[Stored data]
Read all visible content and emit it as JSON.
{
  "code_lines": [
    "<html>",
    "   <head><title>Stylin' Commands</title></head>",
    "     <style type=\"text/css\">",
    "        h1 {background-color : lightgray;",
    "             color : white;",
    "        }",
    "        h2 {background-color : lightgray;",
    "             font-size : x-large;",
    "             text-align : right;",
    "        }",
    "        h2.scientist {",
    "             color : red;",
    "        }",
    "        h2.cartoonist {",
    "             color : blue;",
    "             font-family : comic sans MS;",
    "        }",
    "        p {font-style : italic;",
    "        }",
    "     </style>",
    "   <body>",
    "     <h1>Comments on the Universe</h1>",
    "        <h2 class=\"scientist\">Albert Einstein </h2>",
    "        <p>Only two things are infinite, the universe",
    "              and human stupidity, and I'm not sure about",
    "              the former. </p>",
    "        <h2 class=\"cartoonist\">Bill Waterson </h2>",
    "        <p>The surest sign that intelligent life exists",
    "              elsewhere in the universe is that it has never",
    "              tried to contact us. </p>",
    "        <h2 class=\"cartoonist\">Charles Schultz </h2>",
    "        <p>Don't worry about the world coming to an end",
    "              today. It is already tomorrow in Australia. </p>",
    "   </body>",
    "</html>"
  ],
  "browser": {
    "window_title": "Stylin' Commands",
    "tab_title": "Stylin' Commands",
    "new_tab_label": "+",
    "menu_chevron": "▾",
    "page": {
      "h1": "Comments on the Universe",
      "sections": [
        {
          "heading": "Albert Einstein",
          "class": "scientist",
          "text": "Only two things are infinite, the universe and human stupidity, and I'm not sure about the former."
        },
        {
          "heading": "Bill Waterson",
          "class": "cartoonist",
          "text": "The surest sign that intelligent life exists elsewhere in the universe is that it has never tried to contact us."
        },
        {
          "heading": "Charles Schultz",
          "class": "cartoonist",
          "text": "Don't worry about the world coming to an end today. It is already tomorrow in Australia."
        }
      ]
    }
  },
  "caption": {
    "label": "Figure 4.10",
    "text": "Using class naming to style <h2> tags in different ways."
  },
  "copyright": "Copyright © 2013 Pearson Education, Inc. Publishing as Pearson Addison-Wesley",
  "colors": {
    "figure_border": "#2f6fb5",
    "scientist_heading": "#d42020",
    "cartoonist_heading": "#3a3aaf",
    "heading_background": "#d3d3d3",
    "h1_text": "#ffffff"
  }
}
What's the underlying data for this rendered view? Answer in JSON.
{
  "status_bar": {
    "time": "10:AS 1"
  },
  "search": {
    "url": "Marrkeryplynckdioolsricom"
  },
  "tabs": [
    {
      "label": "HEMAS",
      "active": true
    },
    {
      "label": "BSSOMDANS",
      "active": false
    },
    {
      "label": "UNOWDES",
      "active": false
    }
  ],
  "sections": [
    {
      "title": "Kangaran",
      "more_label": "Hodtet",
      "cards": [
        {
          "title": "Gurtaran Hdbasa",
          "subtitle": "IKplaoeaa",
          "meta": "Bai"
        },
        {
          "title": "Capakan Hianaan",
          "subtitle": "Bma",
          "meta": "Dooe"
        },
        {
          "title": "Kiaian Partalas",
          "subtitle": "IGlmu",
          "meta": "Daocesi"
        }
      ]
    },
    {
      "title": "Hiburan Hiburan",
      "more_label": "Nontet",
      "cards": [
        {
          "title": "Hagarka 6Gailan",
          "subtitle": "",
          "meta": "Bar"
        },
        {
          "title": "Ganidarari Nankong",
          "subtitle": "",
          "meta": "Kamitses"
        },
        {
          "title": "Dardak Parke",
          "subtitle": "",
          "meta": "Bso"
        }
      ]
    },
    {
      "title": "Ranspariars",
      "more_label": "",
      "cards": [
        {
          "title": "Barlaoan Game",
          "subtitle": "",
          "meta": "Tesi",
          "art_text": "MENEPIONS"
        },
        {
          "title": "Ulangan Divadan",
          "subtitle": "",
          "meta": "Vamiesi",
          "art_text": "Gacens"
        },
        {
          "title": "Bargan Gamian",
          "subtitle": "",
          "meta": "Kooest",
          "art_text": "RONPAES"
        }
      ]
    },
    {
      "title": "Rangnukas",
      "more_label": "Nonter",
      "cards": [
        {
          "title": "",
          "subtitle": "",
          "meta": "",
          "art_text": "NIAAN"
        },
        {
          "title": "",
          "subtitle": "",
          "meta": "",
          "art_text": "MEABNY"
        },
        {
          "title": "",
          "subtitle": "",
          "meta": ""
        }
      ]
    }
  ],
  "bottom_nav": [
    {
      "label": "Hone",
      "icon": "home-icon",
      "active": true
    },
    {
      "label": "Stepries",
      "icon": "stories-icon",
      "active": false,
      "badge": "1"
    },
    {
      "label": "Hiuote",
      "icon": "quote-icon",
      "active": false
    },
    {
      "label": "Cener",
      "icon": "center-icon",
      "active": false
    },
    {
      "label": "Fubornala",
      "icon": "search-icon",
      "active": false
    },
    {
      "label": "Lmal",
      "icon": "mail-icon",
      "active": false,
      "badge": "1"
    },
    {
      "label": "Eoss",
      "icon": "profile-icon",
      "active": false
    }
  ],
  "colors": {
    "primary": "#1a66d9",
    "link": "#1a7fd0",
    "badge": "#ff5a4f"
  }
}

→ **Goal**
Take every line from the data above that holds "meta" and copy it out.

→ **Final result**
          "meta": "Bai"
          "meta": "Dooe"
          "meta": "Daocesi"
          "meta": "Bar"
          "meta": "Kamitses"
          "meta": "Bso"
          "meta": "Tesi",
          "meta": "Vamiesi",
          "meta": "Kooest",
          "meta": "",
          "meta": "",
          "meta": ""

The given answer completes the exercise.